* _AVAILABLE RECORDS_
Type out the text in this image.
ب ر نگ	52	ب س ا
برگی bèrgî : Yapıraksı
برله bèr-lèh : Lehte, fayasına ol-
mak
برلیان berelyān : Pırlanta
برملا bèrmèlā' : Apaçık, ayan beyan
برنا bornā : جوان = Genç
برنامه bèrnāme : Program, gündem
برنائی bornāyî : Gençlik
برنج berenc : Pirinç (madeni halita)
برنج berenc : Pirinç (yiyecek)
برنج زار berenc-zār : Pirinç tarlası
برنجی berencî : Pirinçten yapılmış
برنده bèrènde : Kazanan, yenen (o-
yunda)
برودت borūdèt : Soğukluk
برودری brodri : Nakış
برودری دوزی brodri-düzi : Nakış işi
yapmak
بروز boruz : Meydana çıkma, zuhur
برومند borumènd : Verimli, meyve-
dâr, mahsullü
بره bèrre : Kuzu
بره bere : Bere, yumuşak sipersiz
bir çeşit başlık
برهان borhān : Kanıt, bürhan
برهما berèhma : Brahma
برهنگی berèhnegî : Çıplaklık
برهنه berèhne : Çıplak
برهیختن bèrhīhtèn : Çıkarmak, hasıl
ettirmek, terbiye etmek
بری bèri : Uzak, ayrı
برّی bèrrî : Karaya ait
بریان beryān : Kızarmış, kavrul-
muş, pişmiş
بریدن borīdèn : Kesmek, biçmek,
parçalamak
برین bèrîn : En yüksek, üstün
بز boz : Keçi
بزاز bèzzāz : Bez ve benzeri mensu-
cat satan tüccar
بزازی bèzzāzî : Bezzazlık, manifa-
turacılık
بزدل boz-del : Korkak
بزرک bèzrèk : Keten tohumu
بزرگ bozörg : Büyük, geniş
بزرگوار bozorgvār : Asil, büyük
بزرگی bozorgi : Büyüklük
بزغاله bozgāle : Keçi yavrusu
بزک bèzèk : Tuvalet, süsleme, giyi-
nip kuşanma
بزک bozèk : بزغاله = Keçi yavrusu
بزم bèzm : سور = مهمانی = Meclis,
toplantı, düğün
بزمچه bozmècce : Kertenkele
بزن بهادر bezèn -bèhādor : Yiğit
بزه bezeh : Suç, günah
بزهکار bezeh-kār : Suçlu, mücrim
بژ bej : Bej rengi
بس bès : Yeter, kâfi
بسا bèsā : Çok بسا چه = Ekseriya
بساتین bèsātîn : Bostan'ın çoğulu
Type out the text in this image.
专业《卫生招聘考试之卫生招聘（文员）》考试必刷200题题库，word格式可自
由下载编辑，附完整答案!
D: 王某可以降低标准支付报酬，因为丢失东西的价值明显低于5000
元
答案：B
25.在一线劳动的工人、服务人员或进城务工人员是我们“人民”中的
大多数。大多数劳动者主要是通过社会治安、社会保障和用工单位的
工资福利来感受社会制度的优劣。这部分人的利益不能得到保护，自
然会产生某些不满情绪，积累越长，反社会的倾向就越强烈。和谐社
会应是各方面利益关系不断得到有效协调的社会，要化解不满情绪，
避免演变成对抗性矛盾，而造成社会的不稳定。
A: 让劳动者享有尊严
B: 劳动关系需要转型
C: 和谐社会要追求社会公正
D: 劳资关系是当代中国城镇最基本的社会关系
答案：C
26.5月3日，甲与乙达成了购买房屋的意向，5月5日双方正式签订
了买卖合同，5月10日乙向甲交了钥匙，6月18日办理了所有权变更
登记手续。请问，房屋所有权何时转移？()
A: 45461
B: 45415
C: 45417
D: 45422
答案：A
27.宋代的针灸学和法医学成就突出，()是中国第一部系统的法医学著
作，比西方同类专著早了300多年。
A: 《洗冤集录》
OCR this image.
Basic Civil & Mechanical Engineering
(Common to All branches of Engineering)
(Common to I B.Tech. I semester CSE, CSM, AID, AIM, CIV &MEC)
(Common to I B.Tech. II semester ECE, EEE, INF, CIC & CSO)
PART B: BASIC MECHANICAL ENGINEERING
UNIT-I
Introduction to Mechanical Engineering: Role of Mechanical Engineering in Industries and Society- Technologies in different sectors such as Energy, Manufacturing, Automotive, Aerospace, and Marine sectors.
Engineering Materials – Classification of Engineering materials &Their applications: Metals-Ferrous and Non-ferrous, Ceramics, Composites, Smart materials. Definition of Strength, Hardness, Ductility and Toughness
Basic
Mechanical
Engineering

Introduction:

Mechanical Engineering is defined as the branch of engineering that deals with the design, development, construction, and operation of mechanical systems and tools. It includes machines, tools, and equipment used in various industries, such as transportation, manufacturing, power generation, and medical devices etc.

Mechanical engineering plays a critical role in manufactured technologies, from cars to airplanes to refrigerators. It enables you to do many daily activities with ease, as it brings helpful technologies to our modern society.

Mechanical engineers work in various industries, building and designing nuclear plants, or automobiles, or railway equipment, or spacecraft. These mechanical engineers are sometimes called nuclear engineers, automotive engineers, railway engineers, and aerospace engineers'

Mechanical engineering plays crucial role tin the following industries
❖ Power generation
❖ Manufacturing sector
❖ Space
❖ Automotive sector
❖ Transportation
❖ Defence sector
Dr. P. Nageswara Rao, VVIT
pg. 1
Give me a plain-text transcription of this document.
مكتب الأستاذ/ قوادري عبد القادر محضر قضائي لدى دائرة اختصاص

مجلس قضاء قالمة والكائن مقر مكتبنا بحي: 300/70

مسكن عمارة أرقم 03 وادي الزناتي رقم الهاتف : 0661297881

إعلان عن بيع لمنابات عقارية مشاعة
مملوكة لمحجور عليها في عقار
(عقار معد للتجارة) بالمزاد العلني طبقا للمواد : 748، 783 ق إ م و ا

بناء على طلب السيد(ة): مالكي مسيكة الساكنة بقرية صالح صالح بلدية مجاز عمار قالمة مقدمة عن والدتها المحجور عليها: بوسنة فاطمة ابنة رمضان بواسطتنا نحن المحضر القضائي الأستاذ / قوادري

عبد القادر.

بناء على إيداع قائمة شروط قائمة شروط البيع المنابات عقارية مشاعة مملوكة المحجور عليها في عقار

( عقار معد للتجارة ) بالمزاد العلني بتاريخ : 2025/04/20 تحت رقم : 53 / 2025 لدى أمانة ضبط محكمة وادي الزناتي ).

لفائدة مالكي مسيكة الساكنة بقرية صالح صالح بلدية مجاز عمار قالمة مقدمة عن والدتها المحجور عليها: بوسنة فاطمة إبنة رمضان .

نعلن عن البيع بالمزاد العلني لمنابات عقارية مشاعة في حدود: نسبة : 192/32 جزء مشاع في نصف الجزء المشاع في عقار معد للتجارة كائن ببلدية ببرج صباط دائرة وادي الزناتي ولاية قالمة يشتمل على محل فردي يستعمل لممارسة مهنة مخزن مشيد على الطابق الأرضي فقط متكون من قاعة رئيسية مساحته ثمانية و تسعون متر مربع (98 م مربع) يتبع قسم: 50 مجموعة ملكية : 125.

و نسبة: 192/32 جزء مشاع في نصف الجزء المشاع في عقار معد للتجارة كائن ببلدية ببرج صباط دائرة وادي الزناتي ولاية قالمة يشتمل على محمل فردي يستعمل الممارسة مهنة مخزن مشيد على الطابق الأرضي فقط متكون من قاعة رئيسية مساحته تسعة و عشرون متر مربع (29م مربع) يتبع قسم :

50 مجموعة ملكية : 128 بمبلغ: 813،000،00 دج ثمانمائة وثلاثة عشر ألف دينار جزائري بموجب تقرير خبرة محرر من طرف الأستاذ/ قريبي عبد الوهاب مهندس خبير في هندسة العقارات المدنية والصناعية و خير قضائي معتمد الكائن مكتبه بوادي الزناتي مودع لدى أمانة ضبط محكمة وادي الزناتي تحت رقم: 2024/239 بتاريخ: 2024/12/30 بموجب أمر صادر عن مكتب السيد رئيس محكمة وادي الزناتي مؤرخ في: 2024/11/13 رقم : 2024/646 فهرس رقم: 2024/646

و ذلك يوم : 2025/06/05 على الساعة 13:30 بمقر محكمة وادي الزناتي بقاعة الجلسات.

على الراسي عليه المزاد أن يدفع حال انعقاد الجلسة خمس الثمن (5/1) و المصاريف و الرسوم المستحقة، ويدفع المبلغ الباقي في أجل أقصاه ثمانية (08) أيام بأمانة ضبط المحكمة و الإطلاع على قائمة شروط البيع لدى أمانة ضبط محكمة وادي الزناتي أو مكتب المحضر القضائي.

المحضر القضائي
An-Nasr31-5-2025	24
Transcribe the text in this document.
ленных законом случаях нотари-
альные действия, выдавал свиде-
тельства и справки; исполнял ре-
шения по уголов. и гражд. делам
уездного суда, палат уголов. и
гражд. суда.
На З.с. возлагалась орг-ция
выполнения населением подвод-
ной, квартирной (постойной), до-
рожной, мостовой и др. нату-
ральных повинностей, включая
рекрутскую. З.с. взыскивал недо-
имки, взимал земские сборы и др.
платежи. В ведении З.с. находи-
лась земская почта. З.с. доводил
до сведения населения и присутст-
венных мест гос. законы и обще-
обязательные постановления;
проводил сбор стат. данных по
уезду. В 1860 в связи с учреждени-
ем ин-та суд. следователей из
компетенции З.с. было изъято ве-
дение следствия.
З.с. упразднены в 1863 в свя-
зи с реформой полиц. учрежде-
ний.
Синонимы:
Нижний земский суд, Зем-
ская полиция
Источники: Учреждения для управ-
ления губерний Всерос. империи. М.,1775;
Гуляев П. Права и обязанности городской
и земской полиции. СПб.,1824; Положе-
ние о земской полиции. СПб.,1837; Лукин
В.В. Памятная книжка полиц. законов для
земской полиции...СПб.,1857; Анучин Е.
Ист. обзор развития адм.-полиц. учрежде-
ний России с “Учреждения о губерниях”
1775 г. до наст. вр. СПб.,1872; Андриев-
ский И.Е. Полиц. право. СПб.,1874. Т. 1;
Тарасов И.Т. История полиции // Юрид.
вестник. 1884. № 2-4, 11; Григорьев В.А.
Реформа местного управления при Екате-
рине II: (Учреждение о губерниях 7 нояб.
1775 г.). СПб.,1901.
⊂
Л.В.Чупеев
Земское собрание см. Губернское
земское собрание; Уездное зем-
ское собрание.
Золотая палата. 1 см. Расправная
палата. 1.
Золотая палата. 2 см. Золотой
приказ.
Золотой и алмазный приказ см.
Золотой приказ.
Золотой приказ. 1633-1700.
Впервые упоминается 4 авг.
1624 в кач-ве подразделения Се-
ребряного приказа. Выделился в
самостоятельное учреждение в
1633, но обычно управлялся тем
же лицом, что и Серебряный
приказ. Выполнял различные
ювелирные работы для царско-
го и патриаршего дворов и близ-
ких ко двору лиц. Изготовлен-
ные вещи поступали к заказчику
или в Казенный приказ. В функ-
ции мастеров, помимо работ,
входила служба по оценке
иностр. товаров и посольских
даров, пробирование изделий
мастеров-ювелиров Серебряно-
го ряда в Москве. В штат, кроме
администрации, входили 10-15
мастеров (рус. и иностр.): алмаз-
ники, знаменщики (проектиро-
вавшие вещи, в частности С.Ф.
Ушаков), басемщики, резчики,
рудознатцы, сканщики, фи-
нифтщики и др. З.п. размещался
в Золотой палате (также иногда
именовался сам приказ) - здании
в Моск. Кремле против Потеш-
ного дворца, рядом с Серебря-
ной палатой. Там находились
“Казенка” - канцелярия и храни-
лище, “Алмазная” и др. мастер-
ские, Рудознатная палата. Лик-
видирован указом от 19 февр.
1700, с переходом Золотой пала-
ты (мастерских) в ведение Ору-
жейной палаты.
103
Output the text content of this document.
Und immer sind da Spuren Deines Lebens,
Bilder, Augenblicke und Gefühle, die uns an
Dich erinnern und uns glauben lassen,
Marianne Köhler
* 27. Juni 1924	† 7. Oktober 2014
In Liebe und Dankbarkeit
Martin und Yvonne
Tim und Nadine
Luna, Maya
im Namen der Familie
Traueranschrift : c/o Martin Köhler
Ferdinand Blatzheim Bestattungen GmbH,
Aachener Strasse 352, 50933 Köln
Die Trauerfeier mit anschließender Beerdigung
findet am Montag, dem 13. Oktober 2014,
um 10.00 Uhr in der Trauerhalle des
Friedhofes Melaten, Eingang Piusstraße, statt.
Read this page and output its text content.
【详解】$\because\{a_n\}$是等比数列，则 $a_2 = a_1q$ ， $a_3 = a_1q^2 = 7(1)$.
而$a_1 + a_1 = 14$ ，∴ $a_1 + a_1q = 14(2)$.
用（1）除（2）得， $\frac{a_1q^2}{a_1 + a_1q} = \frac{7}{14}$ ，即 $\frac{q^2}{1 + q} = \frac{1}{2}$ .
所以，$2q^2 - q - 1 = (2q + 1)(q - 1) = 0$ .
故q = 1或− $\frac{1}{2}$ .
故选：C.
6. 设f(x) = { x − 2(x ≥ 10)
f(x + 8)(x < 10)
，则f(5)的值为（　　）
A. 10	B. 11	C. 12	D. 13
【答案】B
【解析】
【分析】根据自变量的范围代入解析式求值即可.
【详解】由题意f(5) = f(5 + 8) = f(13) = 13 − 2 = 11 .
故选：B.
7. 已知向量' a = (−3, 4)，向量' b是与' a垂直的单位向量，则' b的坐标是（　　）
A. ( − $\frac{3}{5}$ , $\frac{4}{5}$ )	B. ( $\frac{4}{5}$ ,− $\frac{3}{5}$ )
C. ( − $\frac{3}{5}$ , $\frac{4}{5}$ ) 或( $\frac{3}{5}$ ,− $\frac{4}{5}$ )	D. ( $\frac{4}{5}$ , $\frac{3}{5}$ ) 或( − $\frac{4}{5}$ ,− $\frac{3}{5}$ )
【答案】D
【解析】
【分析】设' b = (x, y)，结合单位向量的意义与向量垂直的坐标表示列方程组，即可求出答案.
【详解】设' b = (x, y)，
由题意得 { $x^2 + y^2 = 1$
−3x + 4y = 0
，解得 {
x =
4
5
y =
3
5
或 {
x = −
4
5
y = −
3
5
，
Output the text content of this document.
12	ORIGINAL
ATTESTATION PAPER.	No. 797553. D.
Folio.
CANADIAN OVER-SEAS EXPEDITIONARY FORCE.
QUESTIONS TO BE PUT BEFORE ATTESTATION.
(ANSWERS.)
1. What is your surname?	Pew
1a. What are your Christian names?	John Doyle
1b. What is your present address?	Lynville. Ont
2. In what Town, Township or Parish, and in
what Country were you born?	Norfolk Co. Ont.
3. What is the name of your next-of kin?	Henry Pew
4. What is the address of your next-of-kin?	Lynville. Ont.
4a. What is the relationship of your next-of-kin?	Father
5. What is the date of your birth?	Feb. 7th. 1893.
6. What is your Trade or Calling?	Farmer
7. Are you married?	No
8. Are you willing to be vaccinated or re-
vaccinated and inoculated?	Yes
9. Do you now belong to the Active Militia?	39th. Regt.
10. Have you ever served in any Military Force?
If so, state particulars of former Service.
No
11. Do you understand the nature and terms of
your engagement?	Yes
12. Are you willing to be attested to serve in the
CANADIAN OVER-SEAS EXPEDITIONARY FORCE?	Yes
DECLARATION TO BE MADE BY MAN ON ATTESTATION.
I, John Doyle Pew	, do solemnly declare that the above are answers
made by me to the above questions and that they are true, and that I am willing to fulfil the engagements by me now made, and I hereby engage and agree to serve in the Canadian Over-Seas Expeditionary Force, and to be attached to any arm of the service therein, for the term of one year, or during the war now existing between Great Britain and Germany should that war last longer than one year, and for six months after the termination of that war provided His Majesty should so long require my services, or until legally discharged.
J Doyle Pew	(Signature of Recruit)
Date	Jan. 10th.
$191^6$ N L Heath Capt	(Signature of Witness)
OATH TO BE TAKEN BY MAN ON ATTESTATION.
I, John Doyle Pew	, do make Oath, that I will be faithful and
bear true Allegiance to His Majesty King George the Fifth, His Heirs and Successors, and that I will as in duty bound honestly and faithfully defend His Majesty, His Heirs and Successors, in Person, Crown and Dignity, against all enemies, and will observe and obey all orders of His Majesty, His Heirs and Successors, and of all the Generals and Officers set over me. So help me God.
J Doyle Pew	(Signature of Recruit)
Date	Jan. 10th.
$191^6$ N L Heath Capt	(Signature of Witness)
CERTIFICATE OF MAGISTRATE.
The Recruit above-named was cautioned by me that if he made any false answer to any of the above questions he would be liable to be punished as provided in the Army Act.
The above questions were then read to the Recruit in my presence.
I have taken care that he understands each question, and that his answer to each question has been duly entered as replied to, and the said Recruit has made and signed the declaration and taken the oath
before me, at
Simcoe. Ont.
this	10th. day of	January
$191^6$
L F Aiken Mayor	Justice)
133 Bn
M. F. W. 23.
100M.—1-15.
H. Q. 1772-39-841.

* _WRITTEN REQUEST_
Determine how many lines in the data above contain the string "قوادري". Give nothing except the number.

* _TASK RESPONSE_
2